== DIRECTION ==
In the listing below, pick out lines with "settings".

[Collection entries]
──────

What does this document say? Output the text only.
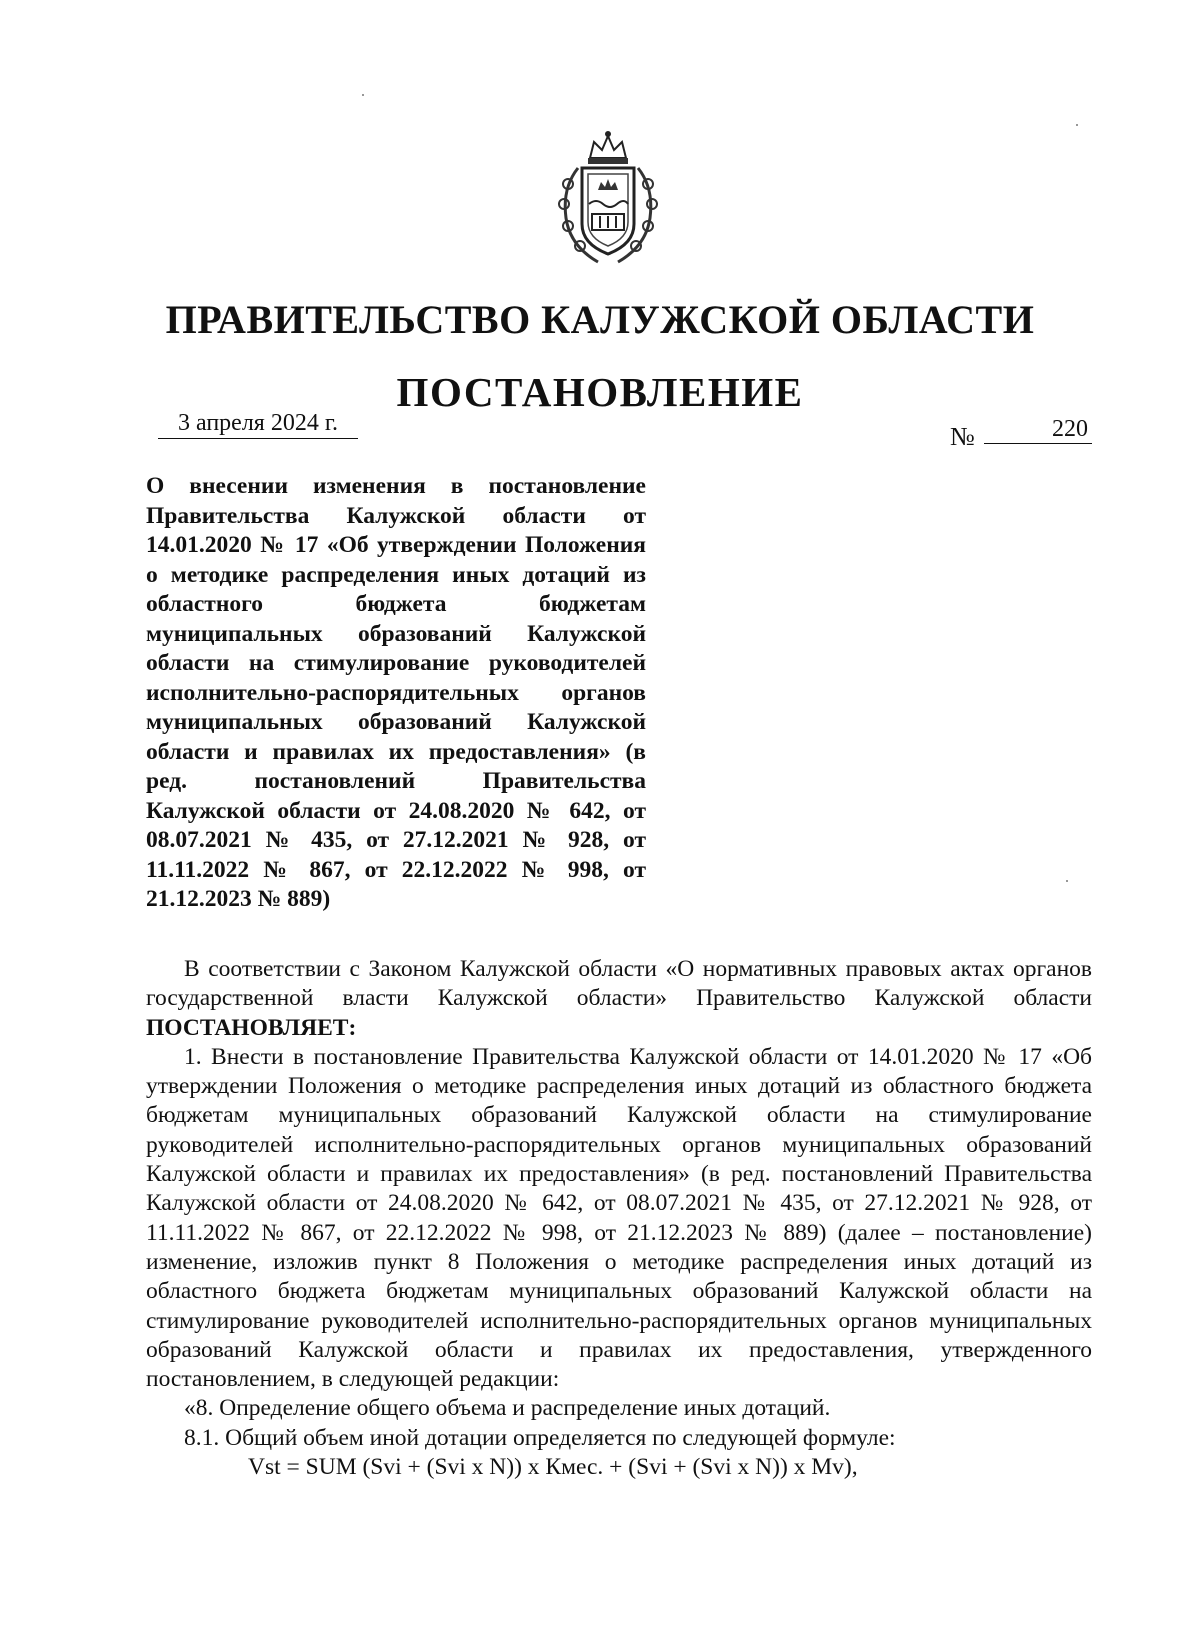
ПРАВИТЕЛЬСТВО КАЛУЖСКОЙ ОБЛАСТИ
ПОСТАНОВЛЕНИЕ
3 апреля 2024 г.	№	220
О внесении изменения в постановление Правительства Калужской области от 14.01.2020 № 17 «Об утверждении Положения о методике распределения иных дотаций из областного бюджета бюджетам муниципальных образований Калужской области на стимулирование руководителей исполнительно-распорядительных органов муниципальных образований Калужской области и правилах их предоставления» (в ред. постановлений Правительства Калужской области от 24.08.2020 № 642, от 08.07.2021 № 435, от 27.12.2021 № 928, от 11.11.2022 № 867, от 22.12.2022 № 998, от 21.12.2023 № 889)

В соответствии с Законом Калужской области «О нормативных правовых актах органов государственной власти Калужской области» Правительство Калужской области ПОСТАНОВЛЯЕТ:

1. Внести в постановление Правительства Калужской области от 14.01.2020 № 17 «Об утверждении Положения о методике распределения иных дотаций из областного бюджета бюджетам муниципальных образований Калужской области на стимулирование руководителей исполнительно-распорядительных органов муниципальных образований Калужской области и правилах их предоставления» (в ред. постановлений Правительства Калужской области от 24.08.2020 № 642, от 08.07.2021 № 435, от 27.12.2021 № 928, от 11.11.2022 № 867, от 22.12.2022 № 998, от 21.12.2023 № 889) (далее – постановление) изменение, изложив пункт 8 Положения о методике распределения иных дотаций из областного бюджета бюджетам муниципальных образований Калужской области на стимулирование руководителей исполнительно-распорядительных органов муниципальных образований Калужской области и правилах их предоставления, утвержденного постановлением, в следующей редакции:

«8. Определение общего объема и распределение иных дотаций.

8.1. Общий объем иной дотации определяется по следующей формуле:

Vst = SUM (Svi + (Svi x N)) x Кмес. + (Svi + (Svi x N)) x Mv),
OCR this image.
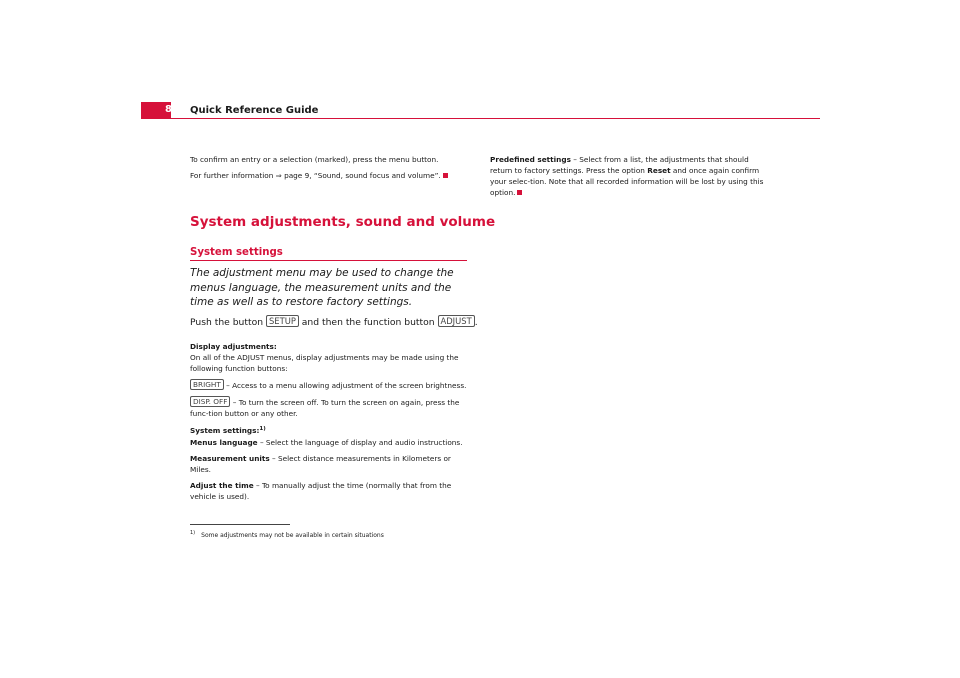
8 Quick Reference Guide

To confirm an entry or a selection (marked), press the menu button.

For further information ⇒ page 9, “Sound, sound focus and volume”.

Predefined settings – Select from a list, the adjustments that should return to factory settings. Press the option Reset and once again confirm your selec-tion. Note that all recorded information will be lost by using this option.

System adjustments, sound and volume
System settings
The adjustment menu may be used to change the menus language, the measurement units and the time as well as to restore factory settings.
Push the button SETUP and then the function button ADJUST .

Display adjustments:

On all of the ADJUST menus, display adjustments may be made using the following function buttons:

BRIGHT – Access to a menu allowing adjustment of the screen brightness.

DISP. OFF – To turn the screen off. To turn the screen on again, press the func-tion button or any other.

System settings:$^{1)}$

Menus language – Select the language of display and audio instructions.

Measurement units – Select distance measurements in Kilometers or Miles.

Adjust the time – To manually adjust the time (normally that from the vehicle is used).

$^{1)}$ Some adjustments may not be available in certain situations
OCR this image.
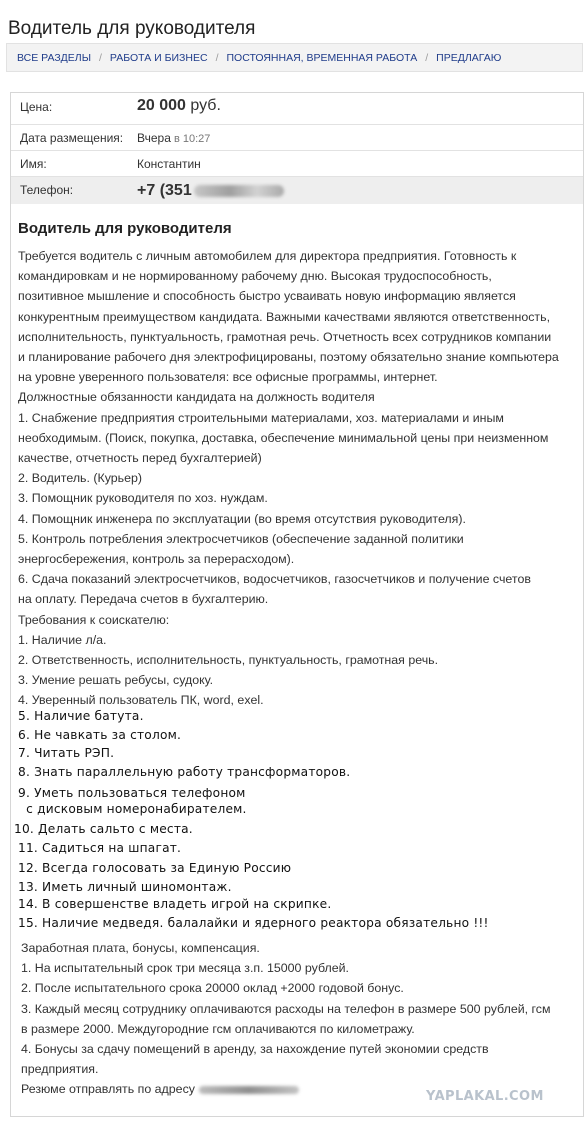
Водитель для руководителя
ВСЕ РАЗДЕЛЫ / РАБОТА И БИЗНЕС / ПОСТОЯННАЯ, ВРЕМЕННАЯ РАБОТА / ПРЕДЛАГАЮ
Цена:	20 000 руб.
Дата размещения: Вчера в 10:27
Имя:	Константин
Телефон:	+7 (351
Водитель для руководителя
Требуется водитель с личным автомобилем для директора предприятия. Готовность к
командировкам и не нормированному рабочему дню. Высокая трудоспособность,
позитивное мышление и способность быстро усваивать новую информацию является
конкурентным преимуществом кандидата. Важными качествами являются ответственность,
исполнительность, пунктуальность, грамотная речь. Отчетность всех сотрудников компании
и планирование рабочего дня электрофицированы, поэтому обязательно знание компьютера
на уровне уверенного пользователя: все офисные программы, интернет.
Должностные обязанности кандидата на должность водителя
1. Снабжение предприятия строительными материалами, хоз. материалами и иным
необходимым. (Поиск, покупка, доставка, обеспечение минимальной цены при неизменном
качестве, отчетность перед бухгалтерией)
2. Водитель. (Курьер)
3. Помощник руководителя по хоз. нуждам.
4. Помощник инженера по эксплуатации (во время отсутствия руководителя).
5. Контроль потребления электросчетчиков (обеспечение заданной политики
энергосбережения, контроль за перерасходом).
6. Сдача показаний электросчетчиков, водосчетчиков, газосчетчиков и получение счетов
на оплату. Передача счетов в бухгалтерию.
Требования к соискателю:
1. Наличие л/а.
2. Ответственность, исполнительность, пунктуальность, грамотная речь.
3. Умение решать ребусы, судоку.
4. Уверенный пользователь ПК, word, exel.
5. Наличие батута.
6. Не чавкать за столом.
7. Читать РЭП.
8. Знать параллельную работу трансформаторов.
9. Уметь пользоваться телефоном
с дисковым номеронабирателем.
10. Делать сальто с места.
11. Садиться на шпагат.
12. Всегда голосовать за Единую Россию
13. Иметь личный шиномонтаж.
14. В совершенстве владеть игрой на скрипке.
15. Наличие медведя. балалайки и ядерного реактора обязательно !!!
Заработная плата, бонусы, компенсация.
1. На испытательный срок три месяца з.п. 15000 рублей.
2. После испытательного срока 20000 оклад +2000 годовой бонус.
3. Каждый месяц сотруднику оплачиваются расходы на телефон в размере 500 рублей, гсм
в размере 2000. Междугородние гсм оплачиваются по километражу.
4. Бонусы за сдачу помещений в аренду, за нахождение путей экономии средств
предприятия.
Резюме отправлять по адресу	YAPLAKAL.COM
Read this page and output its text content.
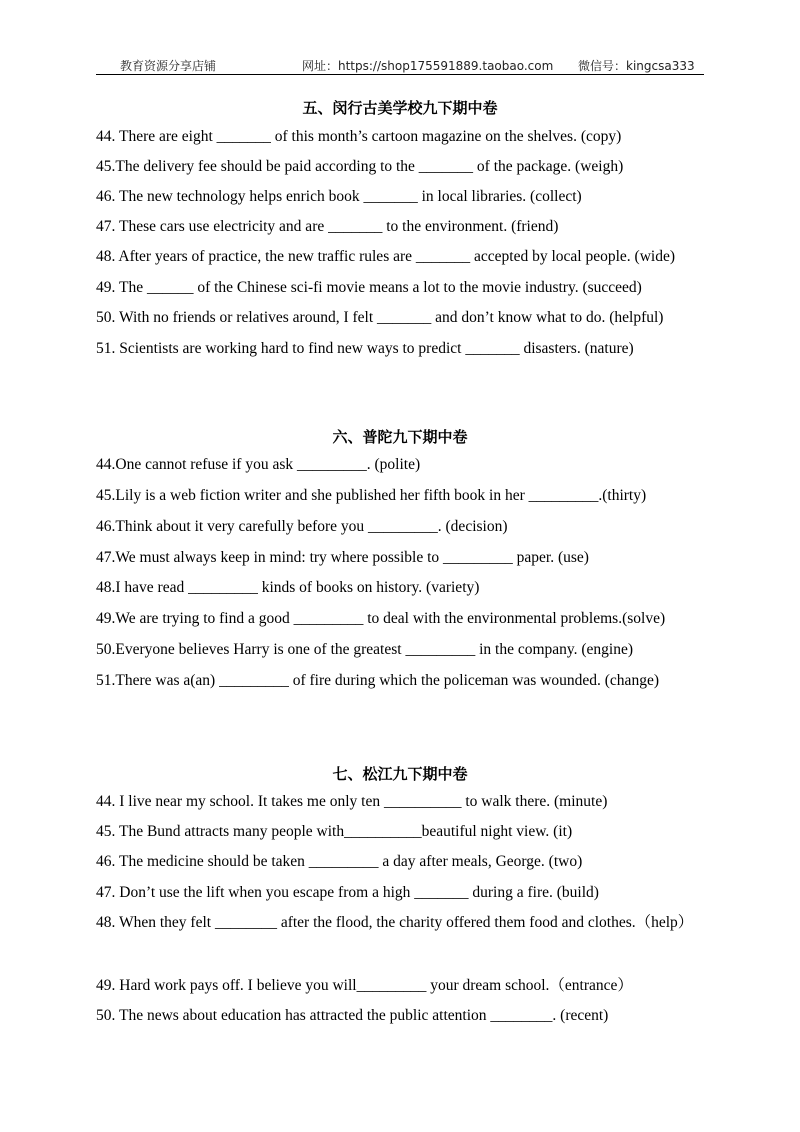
教育资源分享店铺	网址：https://shop175591889.taobao.com 微信号：kingcsa333
五、闵行古美学校九下期中卷
44. There are eight _______ of this month’s cartoon magazine on the shelves. (copy)
45.The delivery fee should be paid according to the _______ of the package. (weigh)
46. The new technology helps enrich book _______ in local libraries. (collect)
47. These cars use electricity and are _______ to the environment. (friend)
48. After years of practice, the new traffic rules are _______ accepted by local people. (wide)
49. The ______ of the Chinese sci-fi movie means a lot to the movie industry. (succeed)
50. With no friends or relatives around, I felt _______ and don’t know what to do. (helpful)
51. Scientists are working hard to find new ways to predict _______ disasters. (nature)
六、普陀九下期中卷
44.One cannot refuse if you ask _________. (polite)
45.Lily is a web fiction writer and she published her fifth book in her _________.(thirty)
46.Think about it very carefully before you _________. (decision)
47.We must always keep in mind: try where possible to _________ paper. (use)
48.I have read _________ kinds of books on history. (variety)
49.We are trying to find a good _________ to deal with the environmental problems.(solve)
50.Everyone believes Harry is one of the greatest _________ in the company. (engine)
51.There was a(an) _________ of fire during which the policeman was wounded. (change)
七、松江九下期中卷
44. I live near my school. It takes me only ten __________ to walk there. (minute)
45. The Bund attracts many people with__________beautiful night view. (it)
46. The medicine should be taken _________ a day after meals, George. (two)
47. Don’t use the lift when you escape from a high _______ during a fire. (build)
48. When they felt ________ after the flood, the charity offered them food and clothes.（help）
49. Hard work pays off. I believe you will_________ your dream school.（entrance）
50. The news about education has attracted the public attention ________. (recent)
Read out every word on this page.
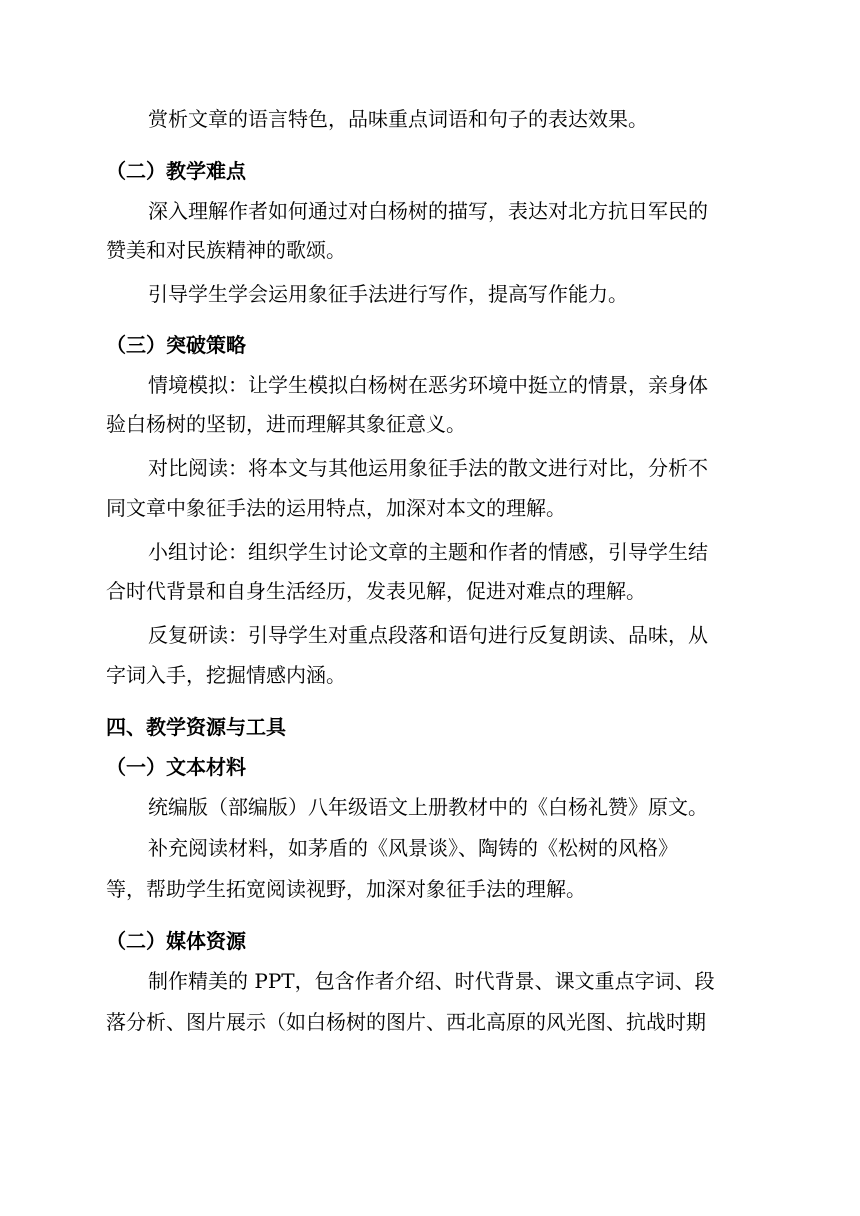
赏析文章的语言特色，品味重点词语和句子的表达效果。
（二）教学难点
深入理解作者如何通过对白杨树的描写，表达对北方抗日军民的
赞美和对民族精神的歌颂。
引导学生学会运用象征手法进行写作，提高写作能力。
（三）突破策略
情境模拟：让学生模拟白杨树在恶劣环境中挺立的情景，亲身体
验白杨树的坚韧，进而理解其象征意义。
对比阅读：将本文与其他运用象征手法的散文进行对比，分析不
同文章中象征手法的运用特点，加深对本文的理解。
小组讨论：组织学生讨论文章的主题和作者的情感，引导学生结
合时代背景和自身生活经历，发表见解，促进对难点的理解。
反复研读：引导学生对重点段落和语句进行反复朗读、品味，从
字词入手，挖掘情感内涵。
四、教学资源与工具
（一）文本材料
统编版（部编版）八年级语文上册教材中的《白杨礼赞》原文。
补充阅读材料，如茅盾的《风景谈》、陶铸的《松树的风格》
等，帮助学生拓宽阅读视野，加深对象征手法的理解。
（二）媒体资源
制作精美的 PPT，包含作者介绍、时代背景、课文重点字词、段
落分析、图片展示（如白杨树的图片、西北高原的风光图、抗战时期
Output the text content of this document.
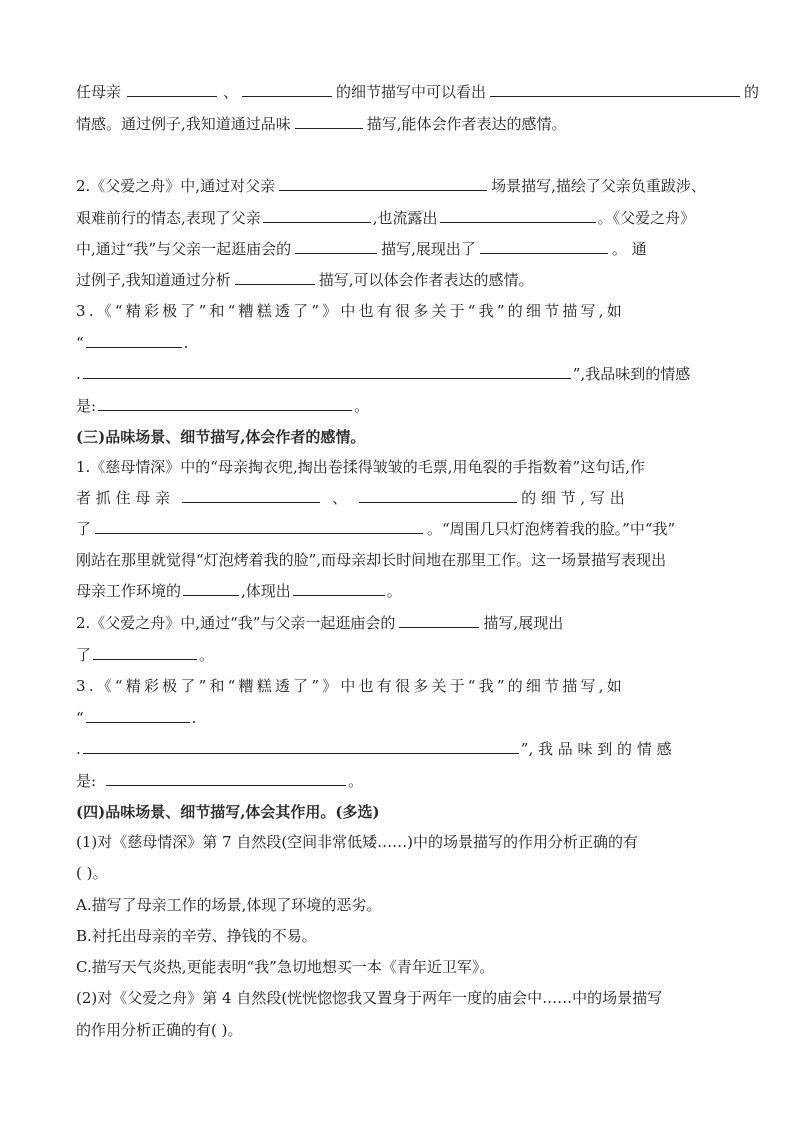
任母亲	、	的细节描写中可以看出	的
情感。通过例子,我知道通过品味	描写,能体会作者表达的感情。
2.《父爱之舟》中,通过对父亲	场景描写,描绘了父亲负重跋涉、
艰难前行的情态,表现了父亲	,也流露出	。《父爱之舟》
中,通过“我”与父亲一起逛庙会的	描写,展现出了	。 通
过例子,我知道通过分析	描写,可以体会作者表达的感情。
3.《“精彩极了”和“糟糕透了”》中也有很多关于“我”的细节描写,如
“	.
.	”,我品味到的情感
是:	。
(三)品味场景、细节描写,体会作者的感情。
1.《慈母情深》中的“母亲掏衣兜,掏出卷揉得皱皱的毛票,用龟裂的手指数着”这句话,作
者 抓 住 母 亲	、	的 细 节 , 写 出
了	。“周围几只灯泡烤着我的脸。”中“我”
刚站在那里就觉得“灯泡烤着我的脸”,而母亲却长时间地在那里工作。这一场景描写表现出
母亲工作环境的	,体现出	。
2.《父爱之舟》中,通过“我”与父亲一起逛庙会的	描写,展现出
了	。
3.《“精彩极了”和“糟糕透了”》中也有很多关于“我”的细节描写,如
“	.
.	”, 我 品 味 到 的 情 感
是:	。
(四)品味场景、细节描写,体会其作用。(多选)
(1)对《慈母情深》第 7 自然段(空间非常低矮……)中的场景描写的作用分析正确的有
( )。
A.描写了母亲工作的场景,体现了环境的恶劣。
B.衬托出母亲的辛劳、挣钱的不易。
C.描写天气炎热,更能表明“我”急切地想买一本《青年近卫军》。
(2)对《父爱之舟》第 4 自然段(恍恍惚惚我又置身于两年一度的庙会中……中的场景描写
的作用分析正确的有( )。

──────

== FINISHED ANSWER ==
Predefined settings – Select from a list, the adjustments that should return to factory settings. Press the option Reset and once again confirm your selec-tion. Note that all recorded information will be lost by using this option.
System settings
The adjustment menu may be used to change the menus language, the measurement units and the time as well as to restore factory settings.
System settings:$^{1)}$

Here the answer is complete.